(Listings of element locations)
***

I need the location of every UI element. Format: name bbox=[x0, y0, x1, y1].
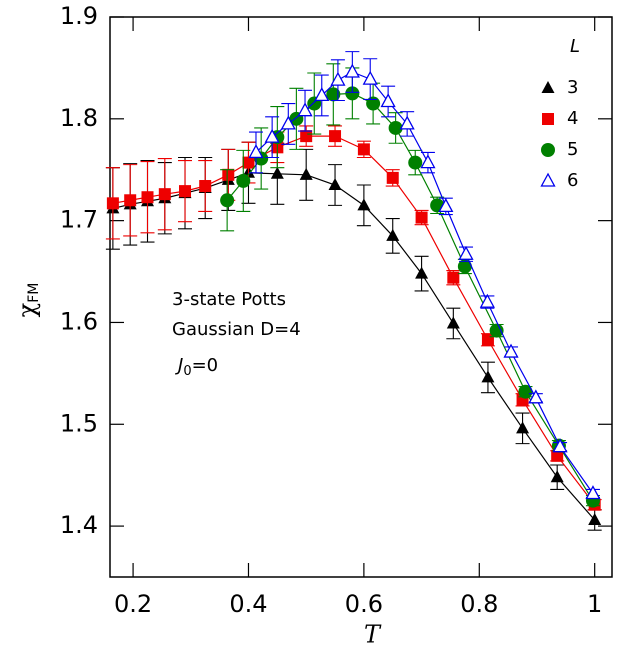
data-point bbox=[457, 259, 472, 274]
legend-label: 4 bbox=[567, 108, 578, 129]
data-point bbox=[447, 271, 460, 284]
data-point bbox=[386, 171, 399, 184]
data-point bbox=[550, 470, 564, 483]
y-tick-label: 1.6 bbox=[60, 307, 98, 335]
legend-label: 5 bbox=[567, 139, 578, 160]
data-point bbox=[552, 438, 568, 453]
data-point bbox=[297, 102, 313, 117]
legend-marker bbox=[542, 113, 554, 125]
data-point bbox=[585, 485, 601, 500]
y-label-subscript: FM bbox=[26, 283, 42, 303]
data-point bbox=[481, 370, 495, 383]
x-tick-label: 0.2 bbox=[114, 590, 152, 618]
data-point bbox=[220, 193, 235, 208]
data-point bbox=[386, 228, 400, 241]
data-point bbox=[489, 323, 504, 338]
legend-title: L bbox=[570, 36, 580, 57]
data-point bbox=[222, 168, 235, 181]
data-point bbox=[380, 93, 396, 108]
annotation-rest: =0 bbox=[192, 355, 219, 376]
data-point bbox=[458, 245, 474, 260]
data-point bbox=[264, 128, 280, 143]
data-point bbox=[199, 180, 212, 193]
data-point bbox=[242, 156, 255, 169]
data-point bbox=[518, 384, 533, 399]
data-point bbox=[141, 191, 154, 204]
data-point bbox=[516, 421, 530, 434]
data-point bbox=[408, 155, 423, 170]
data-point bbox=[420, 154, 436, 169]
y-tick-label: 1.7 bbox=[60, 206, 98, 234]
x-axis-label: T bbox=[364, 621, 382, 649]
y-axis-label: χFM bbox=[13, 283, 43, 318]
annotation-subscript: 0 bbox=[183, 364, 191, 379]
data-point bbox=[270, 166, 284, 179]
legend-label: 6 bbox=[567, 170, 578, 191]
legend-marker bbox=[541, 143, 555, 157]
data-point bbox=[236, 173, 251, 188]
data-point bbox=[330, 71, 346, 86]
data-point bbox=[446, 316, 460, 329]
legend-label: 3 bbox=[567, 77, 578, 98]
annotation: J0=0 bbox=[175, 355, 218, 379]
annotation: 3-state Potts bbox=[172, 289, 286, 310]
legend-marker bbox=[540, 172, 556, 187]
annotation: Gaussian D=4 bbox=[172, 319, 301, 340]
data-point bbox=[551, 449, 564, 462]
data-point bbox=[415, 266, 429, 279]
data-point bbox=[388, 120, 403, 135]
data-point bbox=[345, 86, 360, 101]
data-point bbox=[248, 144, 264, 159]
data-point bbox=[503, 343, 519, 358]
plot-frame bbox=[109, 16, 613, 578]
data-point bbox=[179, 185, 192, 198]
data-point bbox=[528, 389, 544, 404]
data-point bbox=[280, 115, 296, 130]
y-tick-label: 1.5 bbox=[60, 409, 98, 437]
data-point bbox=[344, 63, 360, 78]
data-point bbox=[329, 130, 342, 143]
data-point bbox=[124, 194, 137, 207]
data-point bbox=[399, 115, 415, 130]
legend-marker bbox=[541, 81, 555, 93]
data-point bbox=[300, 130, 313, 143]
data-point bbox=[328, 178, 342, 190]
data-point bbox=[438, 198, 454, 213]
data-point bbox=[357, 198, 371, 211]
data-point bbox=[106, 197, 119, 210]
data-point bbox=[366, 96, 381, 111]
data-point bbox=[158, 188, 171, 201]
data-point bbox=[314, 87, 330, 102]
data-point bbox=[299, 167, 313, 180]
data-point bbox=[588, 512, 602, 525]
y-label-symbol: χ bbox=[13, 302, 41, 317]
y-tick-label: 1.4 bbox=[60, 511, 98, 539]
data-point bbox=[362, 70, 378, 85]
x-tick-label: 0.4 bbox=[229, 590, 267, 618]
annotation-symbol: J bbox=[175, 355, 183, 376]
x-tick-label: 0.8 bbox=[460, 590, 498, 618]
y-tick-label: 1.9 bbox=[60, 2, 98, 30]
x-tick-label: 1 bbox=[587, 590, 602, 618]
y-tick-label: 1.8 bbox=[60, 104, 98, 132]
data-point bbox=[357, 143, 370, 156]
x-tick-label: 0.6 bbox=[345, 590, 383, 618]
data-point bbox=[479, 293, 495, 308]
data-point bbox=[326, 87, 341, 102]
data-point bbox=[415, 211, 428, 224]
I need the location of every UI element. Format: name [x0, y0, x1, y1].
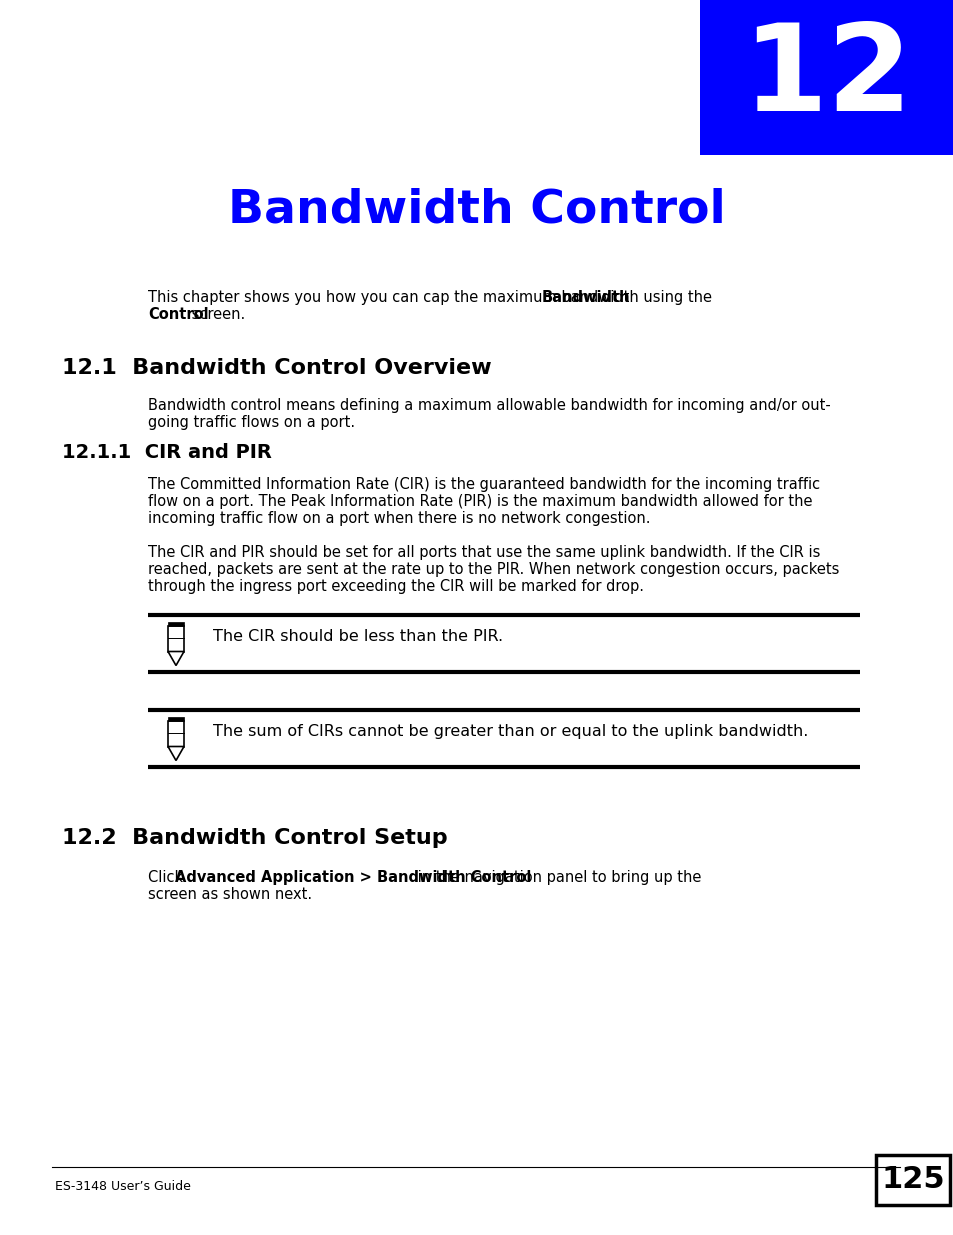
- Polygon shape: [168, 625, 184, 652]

***

YOUR OBJECTIVE
Reproduce every line of the listings above without any changes, but leave out the pictures.

THE REPLY
I need the location of every UI element. Format: name bbox=[x0, y0, x1, y1].
data-point bbox=[457, 259, 472, 274]
legend-label: 4 bbox=[567, 108, 578, 129]
data-point bbox=[447, 271, 460, 284]
data-point bbox=[386, 171, 399, 184]
data-point bbox=[550, 470, 564, 483]
y-tick-label: 1.6 bbox=[60, 307, 98, 335]
legend-label: 5 bbox=[567, 139, 578, 160]
data-point bbox=[552, 438, 568, 453]
data-point bbox=[297, 102, 313, 117]
legend-marker bbox=[542, 113, 554, 125]
data-point bbox=[585, 485, 601, 500]
y-label-subscript: FM bbox=[26, 283, 42, 303]
data-point bbox=[481, 370, 495, 383]
x-tick-label: 0.2 bbox=[114, 590, 152, 618]
data-point bbox=[220, 193, 235, 208]
data-point bbox=[386, 228, 400, 241]
data-point bbox=[489, 323, 504, 338]
legend-title: L bbox=[570, 36, 580, 57]
data-point bbox=[222, 168, 235, 181]
data-point bbox=[380, 93, 396, 108]
annotation-rest: =0 bbox=[192, 355, 219, 376]
data-point bbox=[458, 245, 474, 260]
data-point bbox=[264, 128, 280, 143]
data-point bbox=[199, 180, 212, 193]
data-point bbox=[242, 156, 255, 169]
data-point bbox=[518, 384, 533, 399]
data-point bbox=[141, 191, 154, 204]
data-point bbox=[516, 421, 530, 434]
data-point bbox=[408, 155, 423, 170]
data-point bbox=[420, 154, 436, 169]
y-tick-label: 1.7 bbox=[60, 206, 98, 234]
x-axis-label: T bbox=[364, 621, 382, 649]
y-axis-label: χFM bbox=[13, 283, 43, 318]
annotation-subscript: 0 bbox=[183, 364, 191, 379]
data-point bbox=[270, 166, 284, 179]
legend-label: 6 bbox=[567, 170, 578, 191]
legend-marker bbox=[541, 143, 555, 157]
data-point bbox=[236, 173, 251, 188]
data-point bbox=[330, 71, 346, 86]
data-point bbox=[446, 316, 460, 329]
legend-label: 3 bbox=[567, 77, 578, 98]
annotation: J0=0 bbox=[175, 355, 218, 379]
annotation: 3-state Potts bbox=[172, 289, 286, 310]
legend-marker bbox=[540, 172, 556, 187]
annotation: Gaussian D=4 bbox=[172, 319, 301, 340]
data-point bbox=[551, 449, 564, 462]
data-point bbox=[415, 266, 429, 279]
data-point bbox=[388, 120, 403, 135]
data-point bbox=[345, 86, 360, 101]
data-point bbox=[248, 144, 264, 159]
data-point bbox=[503, 343, 519, 358]
plot-frame bbox=[109, 16, 613, 578]
data-point bbox=[179, 185, 192, 198]
data-point bbox=[528, 389, 544, 404]
data-point bbox=[280, 115, 296, 130]
y-tick-label: 1.5 bbox=[60, 409, 98, 437]
data-point bbox=[344, 63, 360, 78]
data-point bbox=[329, 130, 342, 143]
data-point bbox=[124, 194, 137, 207]
data-point bbox=[399, 115, 415, 130]
legend-marker bbox=[541, 81, 555, 93]
data-point bbox=[300, 130, 313, 143]
data-point bbox=[328, 178, 342, 190]
data-point bbox=[438, 198, 454, 213]
data-point bbox=[357, 198, 371, 211]
data-point bbox=[106, 197, 119, 210]
data-point bbox=[366, 96, 381, 111]
data-point bbox=[158, 188, 171, 201]
data-point bbox=[314, 87, 330, 102]
data-point bbox=[299, 167, 313, 180]
data-point bbox=[588, 512, 602, 525]
y-label-symbol: χ bbox=[13, 302, 41, 317]
y-tick-label: 1.4 bbox=[60, 511, 98, 539]
data-point bbox=[362, 70, 378, 85]
x-tick-label: 0.4 bbox=[229, 590, 267, 618]
annotation-symbol: J bbox=[175, 355, 183, 376]
x-tick-label: 0.8 bbox=[460, 590, 498, 618]
y-tick-label: 1.9 bbox=[60, 2, 98, 30]
x-tick-label: 1 bbox=[587, 590, 602, 618]
y-tick-label: 1.8 bbox=[60, 104, 98, 132]
data-point bbox=[357, 143, 370, 156]
x-tick-label: 0.6 bbox=[345, 590, 383, 618]
data-point bbox=[479, 293, 495, 308]
data-point bbox=[326, 87, 341, 102]
data-point bbox=[415, 211, 428, 224]
I need the location of every UI element. Format: name [x0, y0, x1, y1].
- Polygon shape: [168, 625, 184, 652]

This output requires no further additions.